SET TASK ▸ Filter the entries, keeping every line with the word "söylenebilir".

Recorded data ▸
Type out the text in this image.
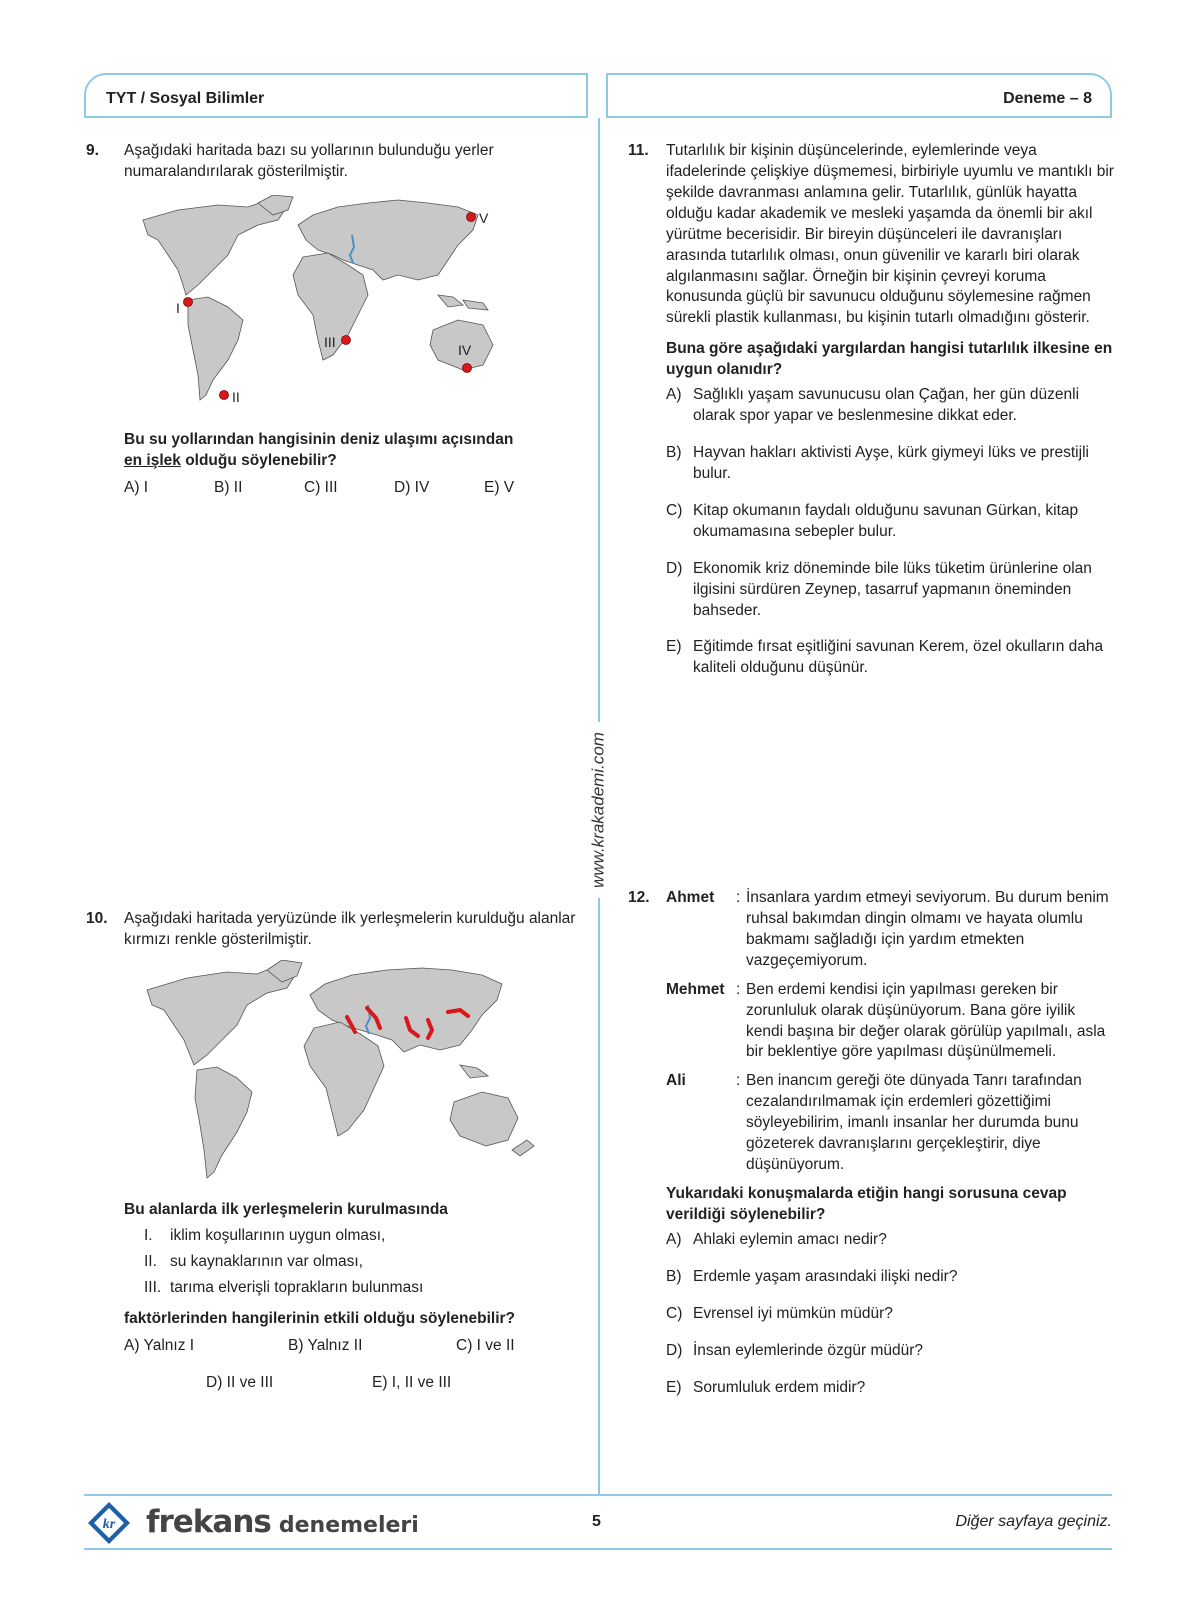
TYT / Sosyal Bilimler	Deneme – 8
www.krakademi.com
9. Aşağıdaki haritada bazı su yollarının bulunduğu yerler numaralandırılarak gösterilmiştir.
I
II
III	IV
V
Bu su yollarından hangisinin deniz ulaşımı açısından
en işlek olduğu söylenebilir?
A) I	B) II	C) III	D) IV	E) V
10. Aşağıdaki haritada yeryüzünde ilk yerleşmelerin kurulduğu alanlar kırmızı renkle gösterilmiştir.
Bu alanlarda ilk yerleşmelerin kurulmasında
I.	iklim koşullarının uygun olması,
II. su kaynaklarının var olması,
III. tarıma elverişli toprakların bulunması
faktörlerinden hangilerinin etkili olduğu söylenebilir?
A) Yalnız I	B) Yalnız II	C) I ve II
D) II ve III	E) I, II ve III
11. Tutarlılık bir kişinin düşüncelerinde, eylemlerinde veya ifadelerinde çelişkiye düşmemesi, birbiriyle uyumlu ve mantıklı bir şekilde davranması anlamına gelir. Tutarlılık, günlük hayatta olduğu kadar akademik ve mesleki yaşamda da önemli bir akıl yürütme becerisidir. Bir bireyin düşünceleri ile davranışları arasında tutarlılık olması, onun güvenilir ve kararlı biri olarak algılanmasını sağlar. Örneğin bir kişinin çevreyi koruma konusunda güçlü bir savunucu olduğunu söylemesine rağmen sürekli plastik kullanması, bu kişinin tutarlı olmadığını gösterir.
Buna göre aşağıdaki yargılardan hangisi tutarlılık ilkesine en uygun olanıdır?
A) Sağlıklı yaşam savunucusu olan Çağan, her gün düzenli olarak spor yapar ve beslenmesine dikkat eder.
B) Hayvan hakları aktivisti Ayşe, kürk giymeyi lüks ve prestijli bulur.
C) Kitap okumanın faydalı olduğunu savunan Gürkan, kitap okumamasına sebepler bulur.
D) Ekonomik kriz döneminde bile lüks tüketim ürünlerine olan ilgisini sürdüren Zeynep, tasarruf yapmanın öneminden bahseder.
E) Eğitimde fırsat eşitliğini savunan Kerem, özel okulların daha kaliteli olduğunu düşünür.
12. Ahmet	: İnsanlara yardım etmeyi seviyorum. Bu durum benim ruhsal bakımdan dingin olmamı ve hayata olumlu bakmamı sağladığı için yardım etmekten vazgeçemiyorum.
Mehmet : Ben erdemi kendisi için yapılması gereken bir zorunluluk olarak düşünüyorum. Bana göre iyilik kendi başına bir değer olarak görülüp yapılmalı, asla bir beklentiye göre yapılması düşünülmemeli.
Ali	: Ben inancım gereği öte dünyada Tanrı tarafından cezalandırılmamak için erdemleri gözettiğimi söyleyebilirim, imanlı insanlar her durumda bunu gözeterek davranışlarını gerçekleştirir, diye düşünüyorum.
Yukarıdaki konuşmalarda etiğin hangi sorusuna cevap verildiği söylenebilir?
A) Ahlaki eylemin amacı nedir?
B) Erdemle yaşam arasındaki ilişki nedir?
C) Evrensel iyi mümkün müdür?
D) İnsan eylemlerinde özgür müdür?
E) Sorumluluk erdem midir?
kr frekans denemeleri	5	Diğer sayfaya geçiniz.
==
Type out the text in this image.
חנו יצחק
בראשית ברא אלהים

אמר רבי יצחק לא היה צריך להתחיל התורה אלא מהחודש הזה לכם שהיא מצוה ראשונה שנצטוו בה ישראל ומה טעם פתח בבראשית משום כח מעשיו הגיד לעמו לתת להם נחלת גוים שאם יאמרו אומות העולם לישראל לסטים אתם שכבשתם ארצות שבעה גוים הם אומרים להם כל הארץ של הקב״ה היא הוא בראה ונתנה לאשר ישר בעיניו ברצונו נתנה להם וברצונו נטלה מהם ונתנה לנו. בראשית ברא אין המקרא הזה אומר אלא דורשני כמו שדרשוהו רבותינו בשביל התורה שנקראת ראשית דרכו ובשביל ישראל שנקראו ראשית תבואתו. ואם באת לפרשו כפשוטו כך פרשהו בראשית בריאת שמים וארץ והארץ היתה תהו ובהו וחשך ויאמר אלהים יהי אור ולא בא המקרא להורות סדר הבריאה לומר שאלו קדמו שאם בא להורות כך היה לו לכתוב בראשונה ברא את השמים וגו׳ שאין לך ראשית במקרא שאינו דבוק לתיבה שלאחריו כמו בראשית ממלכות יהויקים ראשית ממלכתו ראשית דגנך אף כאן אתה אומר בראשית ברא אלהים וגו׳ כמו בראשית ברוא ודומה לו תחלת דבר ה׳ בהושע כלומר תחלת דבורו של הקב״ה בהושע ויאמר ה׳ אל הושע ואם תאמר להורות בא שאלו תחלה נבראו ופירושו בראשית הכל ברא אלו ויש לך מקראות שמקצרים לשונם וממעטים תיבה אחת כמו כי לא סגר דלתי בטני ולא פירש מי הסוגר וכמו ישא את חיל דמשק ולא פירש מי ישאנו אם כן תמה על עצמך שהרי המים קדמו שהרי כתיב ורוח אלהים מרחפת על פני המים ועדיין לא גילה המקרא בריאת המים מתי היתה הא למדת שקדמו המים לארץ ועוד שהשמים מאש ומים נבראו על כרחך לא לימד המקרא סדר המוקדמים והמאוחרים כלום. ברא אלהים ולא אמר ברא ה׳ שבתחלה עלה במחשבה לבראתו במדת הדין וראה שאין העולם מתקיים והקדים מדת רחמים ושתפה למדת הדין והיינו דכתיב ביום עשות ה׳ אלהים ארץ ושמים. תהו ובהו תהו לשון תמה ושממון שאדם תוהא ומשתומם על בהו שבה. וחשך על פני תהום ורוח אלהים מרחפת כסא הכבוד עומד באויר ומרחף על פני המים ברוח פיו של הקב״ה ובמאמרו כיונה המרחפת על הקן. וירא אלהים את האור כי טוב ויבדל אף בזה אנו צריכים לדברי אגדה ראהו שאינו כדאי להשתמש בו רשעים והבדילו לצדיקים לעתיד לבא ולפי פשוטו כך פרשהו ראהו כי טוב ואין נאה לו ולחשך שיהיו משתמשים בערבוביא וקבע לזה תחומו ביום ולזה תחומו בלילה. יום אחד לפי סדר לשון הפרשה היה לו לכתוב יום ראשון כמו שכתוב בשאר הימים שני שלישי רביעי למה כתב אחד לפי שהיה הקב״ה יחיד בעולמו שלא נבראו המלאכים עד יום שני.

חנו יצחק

ANSWER TO THE PROBLEM ▸
en işlek olduğu söylenebilir?
faktörlerinden hangilerinin etkili olduğu söylenebilir?
Yukarıdaki konuşmalarda etiğin hangi sorusuna cevap verildiği söylenebilir?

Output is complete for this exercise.